> _EXERCISE TASK_
Copy out every line exactly, passing over the pictures.

══ MATERIAL FOR THE TASK

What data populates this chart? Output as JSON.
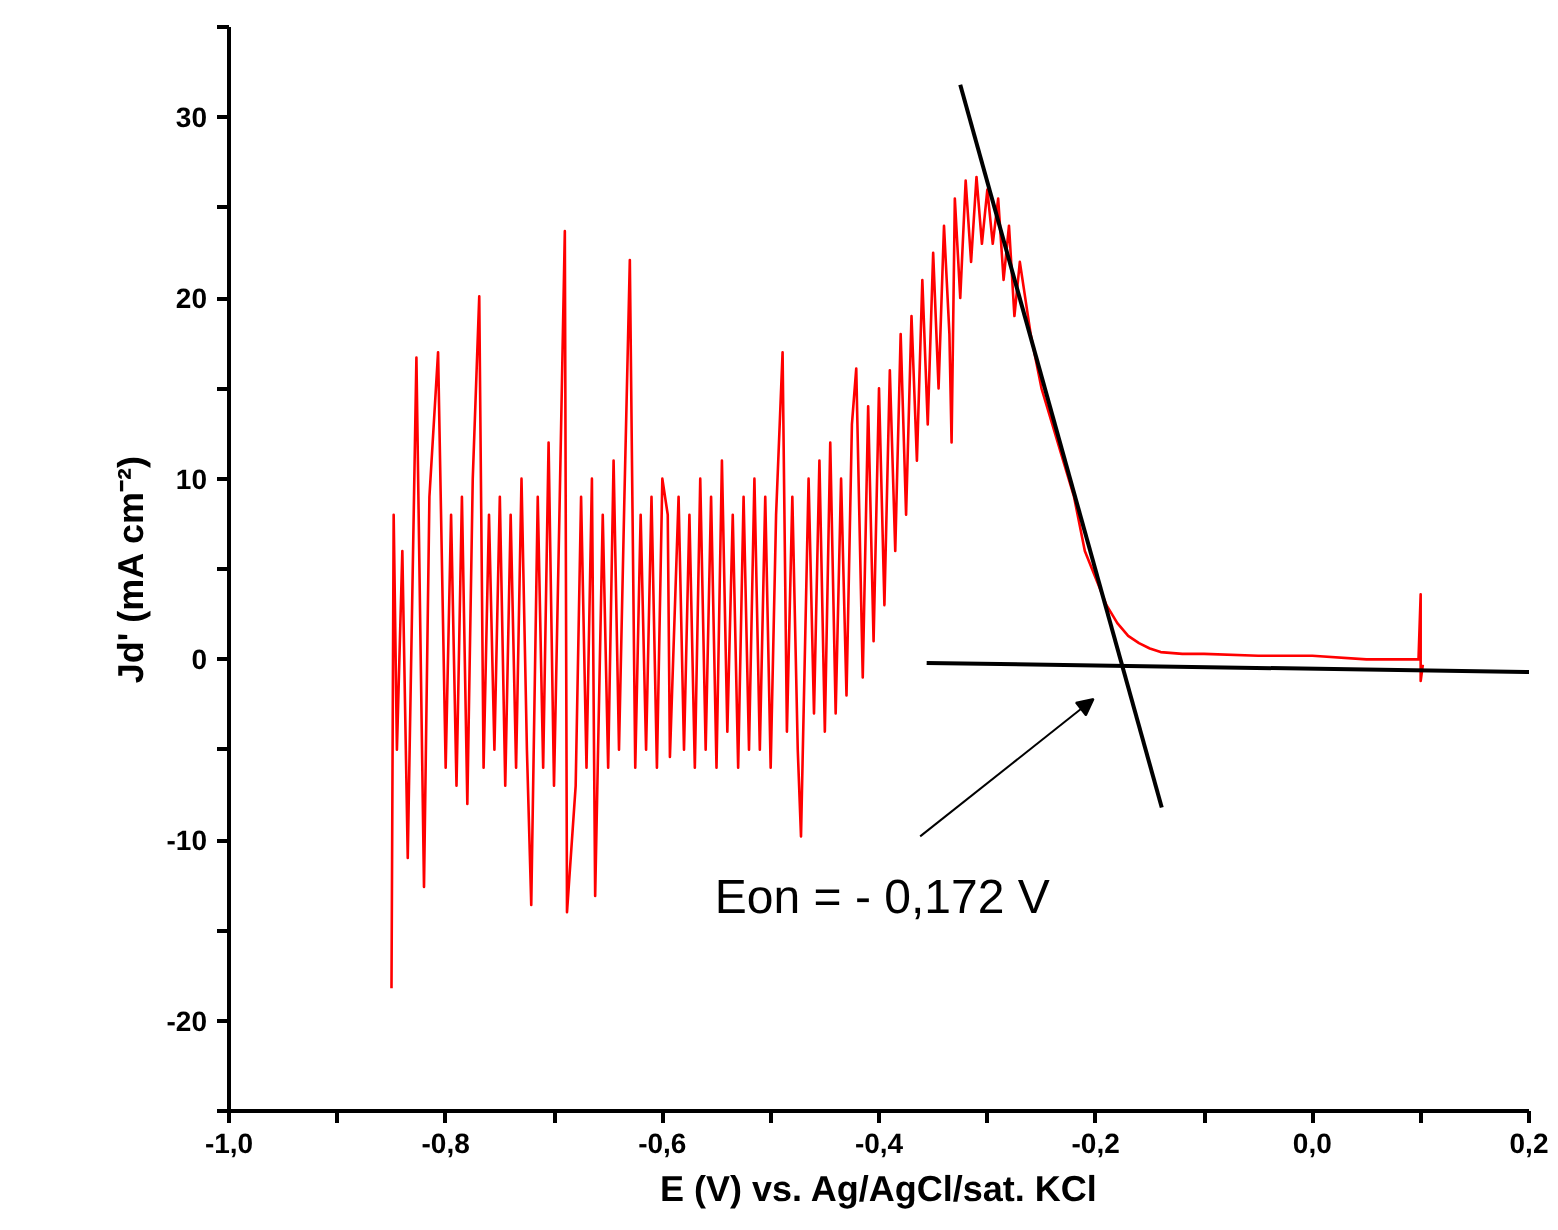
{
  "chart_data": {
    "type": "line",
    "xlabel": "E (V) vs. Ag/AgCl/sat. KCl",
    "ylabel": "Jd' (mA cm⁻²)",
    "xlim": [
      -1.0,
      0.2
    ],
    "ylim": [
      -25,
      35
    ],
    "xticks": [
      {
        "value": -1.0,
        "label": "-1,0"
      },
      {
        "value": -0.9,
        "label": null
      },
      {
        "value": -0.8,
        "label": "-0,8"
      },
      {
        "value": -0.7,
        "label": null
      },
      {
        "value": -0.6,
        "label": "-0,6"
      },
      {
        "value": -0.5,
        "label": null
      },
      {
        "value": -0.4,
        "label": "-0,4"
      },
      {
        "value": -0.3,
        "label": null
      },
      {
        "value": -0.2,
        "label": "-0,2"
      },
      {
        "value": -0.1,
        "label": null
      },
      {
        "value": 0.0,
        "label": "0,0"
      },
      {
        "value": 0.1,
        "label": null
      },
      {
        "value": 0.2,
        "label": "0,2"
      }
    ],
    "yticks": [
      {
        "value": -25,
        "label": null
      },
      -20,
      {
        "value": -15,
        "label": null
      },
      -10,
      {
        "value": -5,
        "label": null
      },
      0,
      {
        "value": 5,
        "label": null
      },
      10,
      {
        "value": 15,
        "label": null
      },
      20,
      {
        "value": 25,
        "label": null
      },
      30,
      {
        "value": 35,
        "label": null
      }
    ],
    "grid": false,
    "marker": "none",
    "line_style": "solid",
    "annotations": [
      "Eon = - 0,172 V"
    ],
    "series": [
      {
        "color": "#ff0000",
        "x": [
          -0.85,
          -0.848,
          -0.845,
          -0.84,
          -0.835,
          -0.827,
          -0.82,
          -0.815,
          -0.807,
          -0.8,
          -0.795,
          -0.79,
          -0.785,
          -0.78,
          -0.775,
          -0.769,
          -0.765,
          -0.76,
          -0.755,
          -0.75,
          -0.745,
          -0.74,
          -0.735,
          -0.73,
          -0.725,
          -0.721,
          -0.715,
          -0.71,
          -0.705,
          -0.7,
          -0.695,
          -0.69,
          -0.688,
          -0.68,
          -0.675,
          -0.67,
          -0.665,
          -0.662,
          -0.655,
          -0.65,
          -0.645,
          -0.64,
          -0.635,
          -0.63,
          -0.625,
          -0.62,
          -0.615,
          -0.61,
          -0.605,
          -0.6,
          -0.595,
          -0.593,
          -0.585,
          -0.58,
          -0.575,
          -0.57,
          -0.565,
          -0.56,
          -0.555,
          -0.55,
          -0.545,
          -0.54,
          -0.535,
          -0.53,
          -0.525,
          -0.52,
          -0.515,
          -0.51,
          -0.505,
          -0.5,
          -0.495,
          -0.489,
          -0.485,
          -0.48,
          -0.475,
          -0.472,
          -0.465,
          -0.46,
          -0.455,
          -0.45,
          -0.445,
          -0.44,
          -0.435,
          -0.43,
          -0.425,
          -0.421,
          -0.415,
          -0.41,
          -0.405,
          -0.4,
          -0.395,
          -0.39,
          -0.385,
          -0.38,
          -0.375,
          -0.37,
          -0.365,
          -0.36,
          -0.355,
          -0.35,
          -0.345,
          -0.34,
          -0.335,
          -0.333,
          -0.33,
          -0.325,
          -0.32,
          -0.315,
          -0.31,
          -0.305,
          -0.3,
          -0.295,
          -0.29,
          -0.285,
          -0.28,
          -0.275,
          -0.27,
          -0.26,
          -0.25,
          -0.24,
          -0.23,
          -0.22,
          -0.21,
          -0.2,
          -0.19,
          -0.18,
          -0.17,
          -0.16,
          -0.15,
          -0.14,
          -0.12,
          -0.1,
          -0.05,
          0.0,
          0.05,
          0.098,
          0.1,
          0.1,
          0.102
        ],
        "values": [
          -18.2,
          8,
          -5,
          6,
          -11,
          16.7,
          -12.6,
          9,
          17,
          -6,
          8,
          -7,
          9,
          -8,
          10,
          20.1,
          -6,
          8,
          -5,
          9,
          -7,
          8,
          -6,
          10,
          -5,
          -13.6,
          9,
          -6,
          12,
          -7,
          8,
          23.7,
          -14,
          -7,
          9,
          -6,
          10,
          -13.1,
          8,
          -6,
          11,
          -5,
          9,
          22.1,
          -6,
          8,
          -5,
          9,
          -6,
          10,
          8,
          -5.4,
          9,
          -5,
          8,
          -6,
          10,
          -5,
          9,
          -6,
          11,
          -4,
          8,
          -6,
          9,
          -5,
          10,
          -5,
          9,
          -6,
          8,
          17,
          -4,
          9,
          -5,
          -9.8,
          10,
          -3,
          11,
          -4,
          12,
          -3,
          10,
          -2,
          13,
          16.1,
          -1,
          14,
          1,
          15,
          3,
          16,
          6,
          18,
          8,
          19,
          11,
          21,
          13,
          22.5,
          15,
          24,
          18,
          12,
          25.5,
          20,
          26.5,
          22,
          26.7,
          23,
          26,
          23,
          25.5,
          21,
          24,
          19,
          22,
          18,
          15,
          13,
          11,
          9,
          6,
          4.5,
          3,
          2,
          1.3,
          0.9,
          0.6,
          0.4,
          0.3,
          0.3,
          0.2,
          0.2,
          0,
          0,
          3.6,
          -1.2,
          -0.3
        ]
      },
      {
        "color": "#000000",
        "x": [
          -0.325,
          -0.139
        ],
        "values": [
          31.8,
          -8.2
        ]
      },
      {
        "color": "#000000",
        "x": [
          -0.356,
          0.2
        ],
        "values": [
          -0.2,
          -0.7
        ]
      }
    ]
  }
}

════

> _OUTPUT FOR THIS TASK_
What data populates this chart? Output as JSON.
{
  "chart_data": {
    "type": "line",
    "xlabel": "E (V) vs. Ag/AgCl/sat. KCl",
    "ylabel": "Jd' (mA cm⁻²)",
    "xlim": [
      -1.0,
      0.2
    ],
    "ylim": [
      -25,
      35
    ],
    "xticks": [
      {
        "value": -1.0,
        "label": "-1,0"
      },
      {
        "value": -0.9,
        "label": null
      },
      {
        "value": -0.8,
        "label": "-0,8"
      },
      {
        "value": -0.7,
        "label": null
      },
      {
        "value": -0.6,
        "label": "-0,6"
      },
      {
        "value": -0.5,
        "label": null
      },
      {
        "value": -0.4,
        "label": "-0,4"
      },
      {
        "value": -0.3,
        "label": null
      },
      {
        "value": -0.2,
        "label": "-0,2"
      },
      {
        "value": -0.1,
        "label": null
      },
      {
        "value": 0.0,
        "label": "0,0"
      },
      {
        "value": 0.1,
        "label": null
      },
      {
        "value": 0.2,
        "label": "0,2"
      }
    ],
    "yticks": [
      {
        "value": -25,
        "label": null
      },
      -20,
      {
        "value": -15,
        "label": null
      },
      -10,
      {
        "value": -5,
        "label": null
      },
      0,
      {
        "value": 5,
        "label": null
      },
      10,
      {
        "value": 15,
        "label": null
      },
      20,
      {
        "value": 25,
        "label": null
      },
      30,
      {
        "value": 35,
        "label": null
      }
    ],
    "grid": false,
    "marker": "none",
    "line_style": "solid",
    "annotations": [
      "Eon = - 0,172 V"
    ],
    "series": [
      {
        "color": "#ff0000",
        "x": [
          -0.85,
          -0.848,
          -0.845,
          -0.84,
          -0.835,
          -0.827,
          -0.82,
          -0.815,
          -0.807,
          -0.8,
          -0.795,
          -0.79,
          -0.785,
          -0.78,
          -0.775,
          -0.769,
          -0.765,
          -0.76,
          -0.755,
          -0.75,
          -0.745,
          -0.74,
          -0.735,
          -0.73,
          -0.725,
          -0.721,
          -0.715,
          -0.71,
          -0.705,
          -0.7,
          -0.695,
          -0.69,
          -0.688,
          -0.68,
          -0.675,
          -0.67,
          -0.665,
          -0.662,
          -0.655,
          -0.65,
          -0.645,
          -0.64,
          -0.635,
          -0.63,
          -0.625,
          -0.62,
          -0.615,
          -0.61,
          -0.605,
          -0.6,
          -0.595,
          -0.593,
          -0.585,
          -0.58,
          -0.575,
          -0.57,
          -0.565,
          -0.56,
          -0.555,
          -0.55,
          -0.545,
          -0.54,
          -0.535,
          -0.53,
          -0.525,
          -0.52,
          -0.515,
          -0.51,
          -0.505,
          -0.5,
          -0.495,
          -0.489,
          -0.485,
          -0.48,
          -0.475,
          -0.472,
          -0.465,
          -0.46,
          -0.455,
          -0.45,
          -0.445,
          -0.44,
          -0.435,
          -0.43,
          -0.425,
          -0.421,
          -0.415,
          -0.41,
          -0.405,
          -0.4,
          -0.395,
          -0.39,
          -0.385,
          -0.38,
          -0.375,
          -0.37,
          -0.365,
          -0.36,
          -0.355,
          -0.35,
          -0.345,
          -0.34,
          -0.335,
          -0.333,
          -0.33,
          -0.325,
          -0.32,
          -0.315,
          -0.31,
          -0.305,
          -0.3,
          -0.295,
          -0.29,
          -0.285,
          -0.28,
          -0.275,
          -0.27,
          -0.26,
          -0.25,
          -0.24,
          -0.23,
          -0.22,
          -0.21,
          -0.2,
          -0.19,
          -0.18,
          -0.17,
          -0.16,
          -0.15,
          -0.14,
          -0.12,
          -0.1,
          -0.05,
          0.0,
          0.05,
          0.098,
          0.1,
          0.1,
          0.102
        ],
        "values": [
          -18.2,
          8,
          -5,
          6,
          -11,
          16.7,
          -12.6,
          9,
          17,
          -6,
          8,
          -7,
          9,
          -8,
          10,
          20.1,
          -6,
          8,
          -5,
          9,
          -7,
          8,
          -6,
          10,
          -5,
          -13.6,
          9,
          -6,
          12,
          -7,
          8,
          23.7,
          -14,
          -7,
          9,
          -6,
          10,
          -13.1,
          8,
          -6,
          11,
          -5,
          9,
          22.1,
          -6,
          8,
          -5,
          9,
          -6,
          10,
          8,
          -5.4,
          9,
          -5,
          8,
          -6,
          10,
          -5,
          9,
          -6,
          11,
          -4,
          8,
          -6,
          9,
          -5,
          10,
          -5,
          9,
          -6,
          8,
          17,
          -4,
          9,
          -5,
          -9.8,
          10,
          -3,
          11,
          -4,
          12,
          -3,
          10,
          -2,
          13,
          16.1,
          -1,
          14,
          1,
          15,
          3,
          16,
          6,
          18,
          8,
          19,
          11,
          21,
          13,
          22.5,
          15,
          24,
          18,
          12,
          25.5,
          20,
          26.5,
          22,
          26.7,
          23,
          26,
          23,
          25.5,
          21,
          24,
          19,
          22,
          18,
          15,
          13,
          11,
          9,
          6,
          4.5,
          3,
          2,
          1.3,
          0.9,
          0.6,
          0.4,
          0.3,
          0.3,
          0.2,
          0.2,
          0,
          0,
          3.6,
          -1.2,
          -0.3
        ]
      },
      {
        "color": "#000000",
        "x": [
          -0.325,
          -0.139
        ],
        "values": [
          31.8,
          -8.2
        ]
      },
      {
        "color": "#000000",
        "x": [
          -0.356,
          0.2
        ],
        "values": [
          -0.2,
          -0.7
        ]
      }
    ]
  }
}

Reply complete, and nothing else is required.